Zoo Codes

Posted on Jun 19, 2023

Optimizing GitHub Actions Performance: Enhance Workflows with Caching

#github #githubactions #docker #cicd

This article continues my series on GitHub Actions. In this article, I will show you how to improve the execution time of your GitHub Actions workflow by using caching.

Feel free to read my previous articles on GitHub Actions:

Introduction

GitHub Actions is a powerful tool for CI/CD. It is free for public repositories and has a generous free tier for private repositories. However, the free tier has some limitations. One of them is the execution time limit. For example, the free tier for private repositories has a limit of 2000 minutes per month. This is more than enough for most projects, but if you have a large project with a lot of tests, you can easily hit this limit. In this article, I will show you how to improve the execution time of your GitHub Actions workflow by using caching.

Caching in GitHub Actions allows you to store and reuse certain files or dependencies between workflow runs. By caching these artifacts, you can avoid redundant computations and reduce the time required for tasks such as installing dependencies, building packages, or compiling code.

§ **DATA**
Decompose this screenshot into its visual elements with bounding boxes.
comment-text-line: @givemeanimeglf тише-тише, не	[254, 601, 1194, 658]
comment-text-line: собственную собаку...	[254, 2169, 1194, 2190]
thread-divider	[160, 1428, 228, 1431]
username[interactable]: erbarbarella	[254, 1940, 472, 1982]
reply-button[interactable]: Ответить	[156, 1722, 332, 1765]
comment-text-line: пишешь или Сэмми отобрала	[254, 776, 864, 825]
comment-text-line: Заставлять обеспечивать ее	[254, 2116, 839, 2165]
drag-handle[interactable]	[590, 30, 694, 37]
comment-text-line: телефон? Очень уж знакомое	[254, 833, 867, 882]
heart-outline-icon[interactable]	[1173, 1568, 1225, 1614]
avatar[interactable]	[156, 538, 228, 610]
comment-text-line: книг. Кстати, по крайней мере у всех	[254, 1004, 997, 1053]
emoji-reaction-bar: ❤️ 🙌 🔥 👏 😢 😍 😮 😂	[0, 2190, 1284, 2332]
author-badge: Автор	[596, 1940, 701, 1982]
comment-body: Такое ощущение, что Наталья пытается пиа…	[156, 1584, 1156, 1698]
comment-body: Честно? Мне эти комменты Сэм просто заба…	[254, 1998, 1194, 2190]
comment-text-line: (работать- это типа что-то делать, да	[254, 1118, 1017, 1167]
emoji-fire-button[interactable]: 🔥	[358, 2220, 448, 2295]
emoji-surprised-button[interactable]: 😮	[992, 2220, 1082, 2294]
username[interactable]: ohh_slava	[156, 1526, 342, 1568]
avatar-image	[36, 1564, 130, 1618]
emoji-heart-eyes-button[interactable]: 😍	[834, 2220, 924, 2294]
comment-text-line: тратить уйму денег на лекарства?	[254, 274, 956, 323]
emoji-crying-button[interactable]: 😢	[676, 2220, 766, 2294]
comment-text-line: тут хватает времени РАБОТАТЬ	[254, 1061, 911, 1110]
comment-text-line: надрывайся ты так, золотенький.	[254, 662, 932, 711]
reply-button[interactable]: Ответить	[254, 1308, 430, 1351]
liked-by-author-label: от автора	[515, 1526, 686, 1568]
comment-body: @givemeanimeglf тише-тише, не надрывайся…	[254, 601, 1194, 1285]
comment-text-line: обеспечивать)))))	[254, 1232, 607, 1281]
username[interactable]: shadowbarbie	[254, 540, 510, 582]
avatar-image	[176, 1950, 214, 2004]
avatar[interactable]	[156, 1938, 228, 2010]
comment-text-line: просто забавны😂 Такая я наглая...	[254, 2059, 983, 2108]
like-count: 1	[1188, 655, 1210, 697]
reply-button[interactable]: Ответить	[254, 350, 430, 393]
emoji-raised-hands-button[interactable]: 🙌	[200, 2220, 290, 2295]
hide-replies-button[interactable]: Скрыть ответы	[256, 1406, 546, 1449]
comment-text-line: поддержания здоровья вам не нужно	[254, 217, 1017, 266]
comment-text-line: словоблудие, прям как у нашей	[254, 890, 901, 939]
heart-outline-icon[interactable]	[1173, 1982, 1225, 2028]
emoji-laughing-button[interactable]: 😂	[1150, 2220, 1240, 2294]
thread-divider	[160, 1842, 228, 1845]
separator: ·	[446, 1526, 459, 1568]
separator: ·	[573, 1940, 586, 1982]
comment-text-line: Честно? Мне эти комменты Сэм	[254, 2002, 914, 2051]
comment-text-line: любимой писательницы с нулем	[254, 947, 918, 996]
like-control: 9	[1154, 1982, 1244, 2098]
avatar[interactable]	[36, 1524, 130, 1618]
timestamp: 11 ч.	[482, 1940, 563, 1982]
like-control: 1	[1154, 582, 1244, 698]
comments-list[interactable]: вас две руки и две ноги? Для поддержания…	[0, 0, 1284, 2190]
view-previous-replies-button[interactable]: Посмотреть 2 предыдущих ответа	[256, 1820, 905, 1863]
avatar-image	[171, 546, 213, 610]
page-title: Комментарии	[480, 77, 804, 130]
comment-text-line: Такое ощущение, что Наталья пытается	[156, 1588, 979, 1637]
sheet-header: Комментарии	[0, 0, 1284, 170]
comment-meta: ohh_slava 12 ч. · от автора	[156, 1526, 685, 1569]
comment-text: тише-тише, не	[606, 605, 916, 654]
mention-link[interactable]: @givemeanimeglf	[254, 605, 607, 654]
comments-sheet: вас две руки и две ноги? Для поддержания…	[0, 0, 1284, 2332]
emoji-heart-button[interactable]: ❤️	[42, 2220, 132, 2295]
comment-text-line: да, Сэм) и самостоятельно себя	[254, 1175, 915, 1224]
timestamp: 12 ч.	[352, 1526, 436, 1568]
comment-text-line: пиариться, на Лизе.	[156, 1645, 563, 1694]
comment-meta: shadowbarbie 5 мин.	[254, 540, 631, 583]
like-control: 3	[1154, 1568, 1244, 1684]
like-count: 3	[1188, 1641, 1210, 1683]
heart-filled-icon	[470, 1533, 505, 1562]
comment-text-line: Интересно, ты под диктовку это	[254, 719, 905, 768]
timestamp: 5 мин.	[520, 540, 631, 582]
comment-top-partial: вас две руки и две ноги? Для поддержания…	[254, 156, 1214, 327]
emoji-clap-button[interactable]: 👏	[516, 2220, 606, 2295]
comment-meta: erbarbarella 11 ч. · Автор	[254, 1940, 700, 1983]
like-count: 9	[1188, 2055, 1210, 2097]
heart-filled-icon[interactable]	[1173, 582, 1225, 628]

§ **AIM 1**
Render this sentence from the GitHub Actions caching article into Spanish: "Caching in GitHub Actions allows you to store and reuse certain files or dependencies between workflow runs."
§ **AIM 2**
Resume the GitHub Actions caching article, picking up right after its last sentence.

§ **RESPONSE 1**
El almacenamiento en caché en GitHub Actions permite guardar y reutilizar ciertos archivos o dependencias entre ejecuciones del flujo de trabajo.

§ **RESPONSE 2**
Benefits of Caching in GitHub Actions

Here are some key benefits of using caching in GitHub Actions:

Faster Workflow Execution: Caching allows you to avoid repeating time-consuming tasks, such as downloading and installing dependencies. By storing these files in the cache, subsequent workflow runs can retrieve them quickly, reducing overall execution time.
Cost and Resource Efficiency: With caching, you can reduce resource consumption and associated costs. Instead of performing repetitive operations, you can reuse cached artifacts, optimizing the utilization of available computing resources.
Improved Developer Productivity: Faster feedback loops enable developers to iterate and test their code more frequently. By reducing the time spent waiting for workflows to complete, developers can focus on writing code and delivering features faster.

Best Practices for Caching in GitHub Actions

To leverage caching effectively in GitHub Actions, consider the following best practices:

Identify Cacheable Artifacts: Determine which files or dependencies can be cached. For example, you can cache package managers' dependencies like node_modules or pip packages. Identifying the right artifacts to cache is crucial to achieve maximum performance gains.
Define Cache Keys: Cache keys determine when the cache should be used or invalidated. GitHub Actions allows you to define custom cache keys based on specific criteria, such as the content of a file or the version of a dependency. Choosing appropriate cache keys ensures that the cache is invalidated only when necessary, preventing outdated artifacts from being reused.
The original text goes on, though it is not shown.